(Task description) Copy every one of the items below without changing a single word.

(Provided information)
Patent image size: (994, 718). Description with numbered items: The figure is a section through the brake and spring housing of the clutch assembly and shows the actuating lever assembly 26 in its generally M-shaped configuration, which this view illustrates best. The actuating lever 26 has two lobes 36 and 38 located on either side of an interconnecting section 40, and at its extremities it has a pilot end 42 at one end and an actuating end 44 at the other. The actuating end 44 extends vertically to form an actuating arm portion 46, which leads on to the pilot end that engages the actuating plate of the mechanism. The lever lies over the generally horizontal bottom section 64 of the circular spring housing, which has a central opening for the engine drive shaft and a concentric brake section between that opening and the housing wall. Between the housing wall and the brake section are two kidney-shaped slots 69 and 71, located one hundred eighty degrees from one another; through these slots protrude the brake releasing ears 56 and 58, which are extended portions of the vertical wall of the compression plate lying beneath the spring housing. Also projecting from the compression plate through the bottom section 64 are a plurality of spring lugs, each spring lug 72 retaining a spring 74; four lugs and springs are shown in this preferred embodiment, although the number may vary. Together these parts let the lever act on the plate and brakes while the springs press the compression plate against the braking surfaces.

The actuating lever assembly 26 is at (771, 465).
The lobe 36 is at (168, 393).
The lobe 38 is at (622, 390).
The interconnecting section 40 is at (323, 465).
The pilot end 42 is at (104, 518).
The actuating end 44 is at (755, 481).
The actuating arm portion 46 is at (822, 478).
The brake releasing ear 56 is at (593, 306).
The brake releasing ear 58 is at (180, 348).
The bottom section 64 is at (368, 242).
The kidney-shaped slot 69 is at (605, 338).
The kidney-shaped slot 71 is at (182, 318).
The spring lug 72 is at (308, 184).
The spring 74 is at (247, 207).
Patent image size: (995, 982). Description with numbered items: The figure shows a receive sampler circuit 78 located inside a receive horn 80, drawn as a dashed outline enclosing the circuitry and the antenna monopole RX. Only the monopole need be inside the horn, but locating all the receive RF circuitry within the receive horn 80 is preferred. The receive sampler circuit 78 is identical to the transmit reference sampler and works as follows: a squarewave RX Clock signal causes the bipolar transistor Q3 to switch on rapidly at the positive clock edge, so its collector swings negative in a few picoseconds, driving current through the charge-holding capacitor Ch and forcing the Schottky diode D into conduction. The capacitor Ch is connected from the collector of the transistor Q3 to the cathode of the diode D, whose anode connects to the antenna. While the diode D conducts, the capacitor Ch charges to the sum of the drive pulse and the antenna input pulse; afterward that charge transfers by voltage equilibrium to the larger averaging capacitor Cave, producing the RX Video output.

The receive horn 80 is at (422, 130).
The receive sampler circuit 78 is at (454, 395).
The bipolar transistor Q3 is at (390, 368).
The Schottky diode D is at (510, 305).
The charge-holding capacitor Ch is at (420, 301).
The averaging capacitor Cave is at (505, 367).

(Answer)
Patent image size: (994, 718). Description with numbered items: The figure is a section through the brake and spring housing of the clutch assembly and shows the actuating lever assembly 26 in its generally M-shaped configuration, which this view illustrates best. The actuating lever 26 has two lobes 36 and 38 located on either side of an interconnecting section 40, and at its extremities it has a pilot end 42 at one end and an actuating end 44 at the other. The actuating end 44 extends vertically to form an actuating arm portion 46, which leads on to the pilot end that engages the actuating plate of the mechanism. The lever lies over the generally horizontal bottom section 64 of the circular spring housing, which has a central opening for the engine drive shaft and a concentric brake section between that opening and the housing wall. Between the housing wall and the brake section are two kidney-shaped slots 69 and 71, located one hundred eighty degrees from one another; through these slots protrude the brake releasing ears 56 and 58, which are extended portions of the vertical wall of the compression plate lying beneath the spring housing. Also projecting from the compression plate through the bottom section 64 are a plurality of spring lugs, each spring lug 72 retaining a spring 74; four lugs and springs are shown in this preferred embodiment, although the number may vary. Together these parts let the lever act on the plate and brakes while the springs press the compression plate against the braking surfaces.

The actuating lever assembly 26 is at (771, 465).
The lobe 36 is at (168, 393).
The lobe 38 is at (622, 390).
The interconnecting section 40 is at (323, 465).
The pilot end 42 is at (104, 518).
The actuating end 44 is at (755, 481).
The actuating arm portion 46 is at (822, 478).
The brake releasing ear 56 is at (593, 306).
The brake releasing ear 58 is at (180, 348).
The bottom section 64 is at (368, 242).
The kidney-shaped slot 69 is at (605, 338).
The kidney-shaped slot 71 is at (182, 318).
The spring lug 72 is at (308, 184).
The spring 74 is at (247, 207).
Patent image size: (995, 982). Description with numbered items: The figure shows a receive sampler circuit 78 located inside a receive horn 80, drawn as a dashed outline enclosing the circuitry and the antenna monopole RX. Only the monopole need be inside the horn, but locating all the receive RF circuitry within the receive horn 80 is preferred. The receive sampler circuit 78 is identical to the transmit reference sampler and works as follows: a squarewave RX Clock signal causes the bipolar transistor Q3 to switch on rapidly at the positive clock edge, so its collector swings negative in a few picoseconds, driving current through the charge-holding capacitor Ch and forcing the Schottky diode D into conduction. The capacitor Ch is connected from the collector of the transistor Q3 to the cathode of the diode D, whose anode connects to the antenna. While the diode D conducts, the capacitor Ch charges to the sum of the drive pulse and the antenna input pulse; afterward that charge transfers by voltage equilibrium to the larger averaging capacitor Cave, producing the RX Video output.

The receive horn 80 is at (422, 130).
The receive sampler circuit 78 is at (454, 395).
The bipolar transistor Q3 is at (390, 368).
The Schottky diode D is at (510, 305).
The charge-holding capacitor Ch is at (420, 301).
The averaging capacitor Cave is at (505, 367).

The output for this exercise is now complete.